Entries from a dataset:
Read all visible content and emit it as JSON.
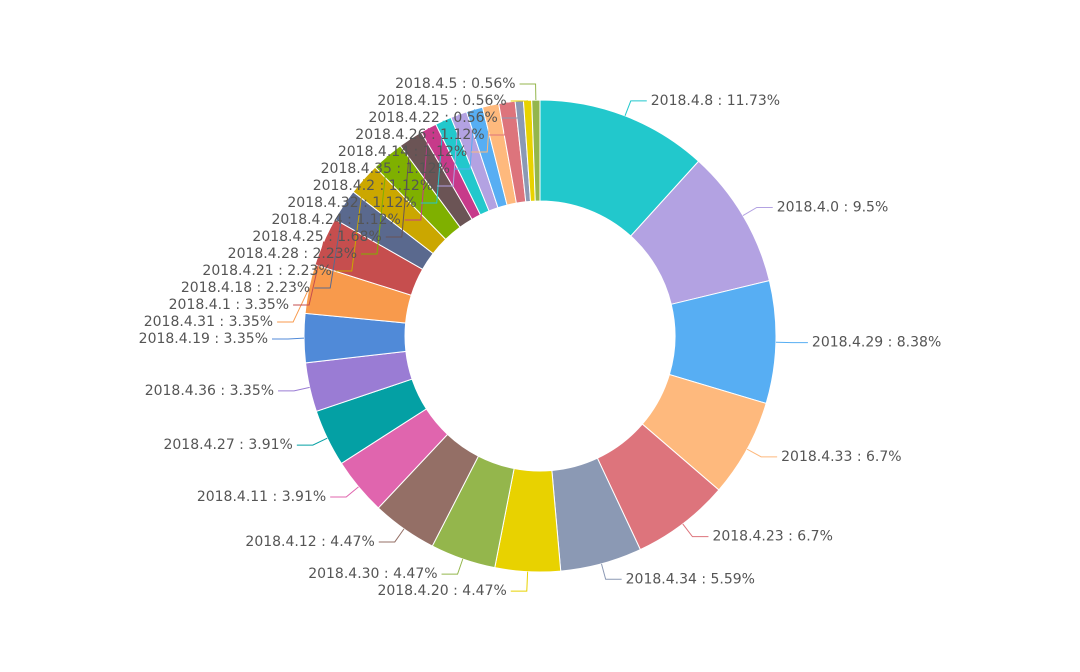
{
  "chart_data": {
    "type": "pie",
    "style": "donut",
    "start_angle_deg": 0,
    "direction": "clockwise",
    "label_format": "{name} : {percent}%",
    "slices": [
      {
        "name": "2018.4.8",
        "percent": 11.73,
        "color": "#22c8cc"
      },
      {
        "name": "2018.4.0",
        "percent": 9.5,
        "color": "#b3a2e2"
      },
      {
        "name": "2018.4.29",
        "percent": 8.38,
        "color": "#57aef3"
      },
      {
        "name": "2018.4.33",
        "percent": 6.7,
        "color": "#feb97d"
      },
      {
        "name": "2018.4.23",
        "percent": 6.7,
        "color": "#dd747c"
      },
      {
        "name": "2018.4.34",
        "percent": 5.59,
        "color": "#8b99b4"
      },
      {
        "name": "2018.4.20",
        "percent": 4.47,
        "color": "#e8d200"
      },
      {
        "name": "2018.4.30",
        "percent": 4.47,
        "color": "#94b64c"
      },
      {
        "name": "2018.4.12",
        "percent": 4.47,
        "color": "#946f66"
      },
      {
        "name": "2018.4.11",
        "percent": 3.91,
        "color": "#e065ae"
      },
      {
        "name": "2018.4.27",
        "percent": 3.91,
        "color": "#04a0a4"
      },
      {
        "name": "2018.4.36",
        "percent": 3.35,
        "color": "#9a7cd4"
      },
      {
        "name": "2018.4.19",
        "percent": 3.35,
        "color": "#508ad8"
      },
      {
        "name": "2018.4.31",
        "percent": 3.35,
        "color": "#f89a4c"
      },
      {
        "name": "2018.4.1",
        "percent": 3.35,
        "color": "#c64e4e"
      },
      {
        "name": "2018.4.18",
        "percent": 2.23,
        "color": "#5a698e"
      },
      {
        "name": "2018.4.21",
        "percent": 2.23,
        "color": "#cba700"
      },
      {
        "name": "2018.4.28",
        "percent": 2.23,
        "color": "#7fb000"
      },
      {
        "name": "2018.4.25",
        "percent": 1.68,
        "color": "#6b5455"
      },
      {
        "name": "2018.4.24",
        "percent": 1.12,
        "color": "#c73a8a"
      },
      {
        "name": "2018.4.32",
        "percent": 1.12,
        "color": "#22c8cc"
      },
      {
        "name": "2018.4.2",
        "percent": 1.12,
        "color": "#b3a2e2"
      },
      {
        "name": "2018.4.35",
        "percent": 1.12,
        "color": "#57aef3"
      },
      {
        "name": "2018.4.14",
        "percent": 1.12,
        "color": "#feb97d"
      },
      {
        "name": "2018.4.26",
        "percent": 1.12,
        "color": "#dd747c"
      },
      {
        "name": "2018.4.22",
        "percent": 0.56,
        "color": "#8b99b4"
      },
      {
        "name": "2018.4.15",
        "percent": 0.56,
        "color": "#e8d200"
      },
      {
        "name": "2018.4.5",
        "percent": 0.56,
        "color": "#94b64c"
      }
    ]
  }
}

* **Task prompt**
Retype the whole listing exactly and leave the pictures out.

* **Result of this task**
Read all visible content and emit it as JSON.
{
  "chart_data": {
    "type": "pie",
    "style": "donut",
    "start_angle_deg": 0,
    "direction": "clockwise",
    "label_format": "{name} : {percent}%",
    "slices": [
      {
        "name": "2018.4.8",
        "percent": 11.73,
        "color": "#22c8cc"
      },
      {
        "name": "2018.4.0",
        "percent": 9.5,
        "color": "#b3a2e2"
      },
      {
        "name": "2018.4.29",
        "percent": 8.38,
        "color": "#57aef3"
      },
      {
        "name": "2018.4.33",
        "percent": 6.7,
        "color": "#feb97d"
      },
      {
        "name": "2018.4.23",
        "percent": 6.7,
        "color": "#dd747c"
      },
      {
        "name": "2018.4.34",
        "percent": 5.59,
        "color": "#8b99b4"
      },
      {
        "name": "2018.4.20",
        "percent": 4.47,
        "color": "#e8d200"
      },
      {
        "name": "2018.4.30",
        "percent": 4.47,
        "color": "#94b64c"
      },
      {
        "name": "2018.4.12",
        "percent": 4.47,
        "color": "#946f66"
      },
      {
        "name": "2018.4.11",
        "percent": 3.91,
        "color": "#e065ae"
      },
      {
        "name": "2018.4.27",
        "percent": 3.91,
        "color": "#04a0a4"
      },
      {
        "name": "2018.4.36",
        "percent": 3.35,
        "color": "#9a7cd4"
      },
      {
        "name": "2018.4.19",
        "percent": 3.35,
        "color": "#508ad8"
      },
      {
        "name": "2018.4.31",
        "percent": 3.35,
        "color": "#f89a4c"
      },
      {
        "name": "2018.4.1",
        "percent": 3.35,
        "color": "#c64e4e"
      },
      {
        "name": "2018.4.18",
        "percent": 2.23,
        "color": "#5a698e"
      },
      {
        "name": "2018.4.21",
        "percent": 2.23,
        "color": "#cba700"
      },
      {
        "name": "2018.4.28",
        "percent": 2.23,
        "color": "#7fb000"
      },
      {
        "name": "2018.4.25",
        "percent": 1.68,
        "color": "#6b5455"
      },
      {
        "name": "2018.4.24",
        "percent": 1.12,
        "color": "#c73a8a"
      },
      {
        "name": "2018.4.32",
        "percent": 1.12,
        "color": "#22c8cc"
      },
      {
        "name": "2018.4.2",
        "percent": 1.12,
        "color": "#b3a2e2"
      },
      {
        "name": "2018.4.35",
        "percent": 1.12,
        "color": "#57aef3"
      },
      {
        "name": "2018.4.14",
        "percent": 1.12,
        "color": "#feb97d"
      },
      {
        "name": "2018.4.26",
        "percent": 1.12,
        "color": "#dd747c"
      },
      {
        "name": "2018.4.22",
        "percent": 0.56,
        "color": "#8b99b4"
      },
      {
        "name": "2018.4.15",
        "percent": 0.56,
        "color": "#e8d200"
      },
      {
        "name": "2018.4.5",
        "percent": 0.56,
        "color": "#94b64c"
      }
    ]
  }
}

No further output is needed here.